━━━ Input ━━━

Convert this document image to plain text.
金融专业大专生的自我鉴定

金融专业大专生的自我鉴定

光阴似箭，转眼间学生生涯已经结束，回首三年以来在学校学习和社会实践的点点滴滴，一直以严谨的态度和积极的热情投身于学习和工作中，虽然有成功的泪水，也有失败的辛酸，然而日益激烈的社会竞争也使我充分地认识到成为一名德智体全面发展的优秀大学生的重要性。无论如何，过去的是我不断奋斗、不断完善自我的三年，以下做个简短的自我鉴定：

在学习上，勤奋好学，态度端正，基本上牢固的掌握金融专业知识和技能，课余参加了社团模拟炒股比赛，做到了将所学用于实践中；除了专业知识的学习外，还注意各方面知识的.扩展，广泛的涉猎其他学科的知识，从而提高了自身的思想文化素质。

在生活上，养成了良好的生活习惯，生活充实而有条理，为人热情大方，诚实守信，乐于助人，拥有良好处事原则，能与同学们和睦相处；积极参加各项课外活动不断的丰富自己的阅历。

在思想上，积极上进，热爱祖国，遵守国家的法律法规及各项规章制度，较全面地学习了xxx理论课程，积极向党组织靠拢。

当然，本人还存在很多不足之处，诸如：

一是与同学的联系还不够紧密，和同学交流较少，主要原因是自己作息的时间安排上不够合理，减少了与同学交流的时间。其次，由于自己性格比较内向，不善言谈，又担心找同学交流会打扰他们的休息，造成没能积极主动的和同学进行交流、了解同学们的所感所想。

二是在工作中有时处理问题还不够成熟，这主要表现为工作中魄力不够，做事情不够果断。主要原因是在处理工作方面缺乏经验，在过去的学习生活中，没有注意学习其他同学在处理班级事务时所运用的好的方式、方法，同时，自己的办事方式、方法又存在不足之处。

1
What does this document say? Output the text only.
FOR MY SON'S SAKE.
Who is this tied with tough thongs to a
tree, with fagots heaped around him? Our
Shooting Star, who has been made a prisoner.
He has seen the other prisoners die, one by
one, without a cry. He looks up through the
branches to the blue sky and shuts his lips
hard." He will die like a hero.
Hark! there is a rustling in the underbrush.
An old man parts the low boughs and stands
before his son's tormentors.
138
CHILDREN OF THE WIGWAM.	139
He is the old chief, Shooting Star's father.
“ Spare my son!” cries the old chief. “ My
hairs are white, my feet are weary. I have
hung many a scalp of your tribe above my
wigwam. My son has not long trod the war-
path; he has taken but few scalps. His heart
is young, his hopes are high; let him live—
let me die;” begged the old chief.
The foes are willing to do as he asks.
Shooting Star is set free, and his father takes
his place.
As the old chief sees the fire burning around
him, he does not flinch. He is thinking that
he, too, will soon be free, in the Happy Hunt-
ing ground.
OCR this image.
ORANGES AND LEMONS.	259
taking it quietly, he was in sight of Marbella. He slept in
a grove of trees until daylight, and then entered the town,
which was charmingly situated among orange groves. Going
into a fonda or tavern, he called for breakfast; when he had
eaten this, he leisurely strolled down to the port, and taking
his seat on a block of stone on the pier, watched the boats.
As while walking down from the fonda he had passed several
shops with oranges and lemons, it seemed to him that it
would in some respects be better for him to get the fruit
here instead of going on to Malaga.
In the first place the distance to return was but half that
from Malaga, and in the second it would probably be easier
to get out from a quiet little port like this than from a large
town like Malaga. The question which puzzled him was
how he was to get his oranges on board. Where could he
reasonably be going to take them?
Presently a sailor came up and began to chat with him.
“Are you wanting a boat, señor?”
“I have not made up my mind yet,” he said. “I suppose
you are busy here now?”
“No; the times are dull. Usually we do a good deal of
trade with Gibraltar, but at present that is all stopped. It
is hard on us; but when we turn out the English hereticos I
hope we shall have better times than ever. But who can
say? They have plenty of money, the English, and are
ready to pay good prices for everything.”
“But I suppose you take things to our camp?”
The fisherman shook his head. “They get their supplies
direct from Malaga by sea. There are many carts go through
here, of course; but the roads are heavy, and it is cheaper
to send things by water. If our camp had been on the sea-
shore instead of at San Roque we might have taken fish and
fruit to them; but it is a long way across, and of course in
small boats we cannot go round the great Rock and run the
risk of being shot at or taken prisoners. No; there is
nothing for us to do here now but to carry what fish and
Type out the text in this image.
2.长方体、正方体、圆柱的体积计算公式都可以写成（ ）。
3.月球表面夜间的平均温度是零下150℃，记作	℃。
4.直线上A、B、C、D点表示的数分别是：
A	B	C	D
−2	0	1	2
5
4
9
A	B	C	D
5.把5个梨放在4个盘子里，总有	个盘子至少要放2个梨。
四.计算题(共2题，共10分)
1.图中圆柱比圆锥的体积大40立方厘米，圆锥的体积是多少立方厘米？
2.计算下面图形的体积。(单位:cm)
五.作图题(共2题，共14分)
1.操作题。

━━━

* [Work to complete]
Transcribe all lines as written.

* [Reply]
Convert this document image to plain text.
金融专业大专生的自我鉴定

金融专业大专生的自我鉴定

光阴似箭，转眼间学生生涯已经结束，回首三年以来在学校学习和社会实践的点点滴滴，一直以严谨的态度和积极的热情投身于学习和工作中，虽然有成功的泪水，也有失败的辛酸，然而日益激烈的社会竞争也使我充分地认识到成为一名德智体全面发展的优秀大学生的重要性。无论如何，过去的是我不断奋斗、不断完善自我的三年，以下做个简短的自我鉴定：

在学习上，勤奋好学，态度端正，基本上牢固的掌握金融专业知识和技能，课余参加了社团模拟炒股比赛，做到了将所学用于实践中；除了专业知识的学习外，还注意各方面知识的.扩展，广泛的涉猎其他学科的知识，从而提高了自身的思想文化素质。

在生活上，养成了良好的生活习惯，生活充实而有条理，为人热情大方，诚实守信，乐于助人，拥有良好处事原则，能与同学们和睦相处；积极参加各项课外活动不断的丰富自己的阅历。

在思想上，积极上进，热爱祖国，遵守国家的法律法规及各项规章制度，较全面地学习了xxx理论课程，积极向党组织靠拢。

当然，本人还存在很多不足之处，诸如：

一是与同学的联系还不够紧密，和同学交流较少，主要原因是自己作息的时间安排上不够合理，减少了与同学交流的时间。其次，由于自己性格比较内向，不善言谈，又担心找同学交流会打扰他们的休息，造成没能积极主动的和同学进行交流、了解同学们的所感所想。

二是在工作中有时处理问题还不够成熟，这主要表现为工作中魄力不够，做事情不够果断。主要原因是在处理工作方面缺乏经验，在过去的学习生活中，没有注意学习其他同学在处理班级事务时所运用的好的方式、方法，同时，自己的办事方式、方法又存在不足之处。

1
What does this document say? Output the text only.
FOR MY SON'S SAKE.
Who is this tied with tough thongs to a
tree, with fagots heaped around him? Our
Shooting Star, who has been made a prisoner.
He has seen the other prisoners die, one by
one, without a cry. He looks up through the
branches to the blue sky and shuts his lips
hard." He will die like a hero.
Hark! there is a rustling in the underbrush.
An old man parts the low boughs and stands
before his son's tormentors.
138
CHILDREN OF THE WIGWAM.	139
He is the old chief, Shooting Star's father.
“ Spare my son!” cries the old chief. “ My
hairs are white, my feet are weary. I have
hung many a scalp of your tribe above my
wigwam. My son has not long trod the war-
path; he has taken but few scalps. His heart
is young, his hopes are high; let him live—
let me die;” begged the old chief.
The foes are willing to do as he asks.
Shooting Star is set free, and his father takes
his place.
As the old chief sees the fire burning around
him, he does not flinch. He is thinking that
he, too, will soon be free, in the Happy Hunt-
ing ground.
OCR this image.
ORANGES AND LEMONS.	259
taking it quietly, he was in sight of Marbella. He slept in
a grove of trees until daylight, and then entered the town,
which was charmingly situated among orange groves. Going
into a fonda or tavern, he called for breakfast; when he had
eaten this, he leisurely strolled down to the port, and taking
his seat on a block of stone on the pier, watched the boats.
As while walking down from the fonda he had passed several
shops with oranges and lemons, it seemed to him that it
would in some respects be better for him to get the fruit
here instead of going on to Malaga.
In the first place the distance to return was but half that
from Malaga, and in the second it would probably be easier
to get out from a quiet little port like this than from a large
town like Malaga. The question which puzzled him was
how he was to get his oranges on board. Where could he
reasonably be going to take them?
Presently a sailor came up and began to chat with him.
“Are you wanting a boat, señor?”
“I have not made up my mind yet,” he said. “I suppose
you are busy here now?”
“No; the times are dull. Usually we do a good deal of
trade with Gibraltar, but at present that is all stopped. It
is hard on us; but when we turn out the English hereticos I
hope we shall have better times than ever. But who can
say? They have plenty of money, the English, and are
ready to pay good prices for everything.”
“But I suppose you take things to our camp?”
The fisherman shook his head. “They get their supplies
direct from Malaga by sea. There are many carts go through
here, of course; but the roads are heavy, and it is cheaper
to send things by water. If our camp had been on the sea-
shore instead of at San Roque we might have taken fish and
fruit to them; but it is a long way across, and of course in
small boats we cannot go round the great Rock and run the
risk of being shot at or taken prisoners. No; there is
nothing for us to do here now but to carry what fish and
Type out the text in this image.
2.长方体、正方体、圆柱的体积计算公式都可以写成（ ）。
3.月球表面夜间的平均温度是零下150℃，记作	℃。
4.直线上A、B、C、D点表示的数分别是：
A	B	C	D
−2	0	1	2
5
4
9
A	B	C	D
5.把5个梨放在4个盘子里，总有	个盘子至少要放2个梨。
四.计算题(共2题，共10分)
1.图中圆柱比圆锥的体积大40立方厘米，圆锥的体积是多少立方厘米？
2.计算下面图形的体积。(单位:cm)
五.作图题(共2题，共14分)
1.操作题。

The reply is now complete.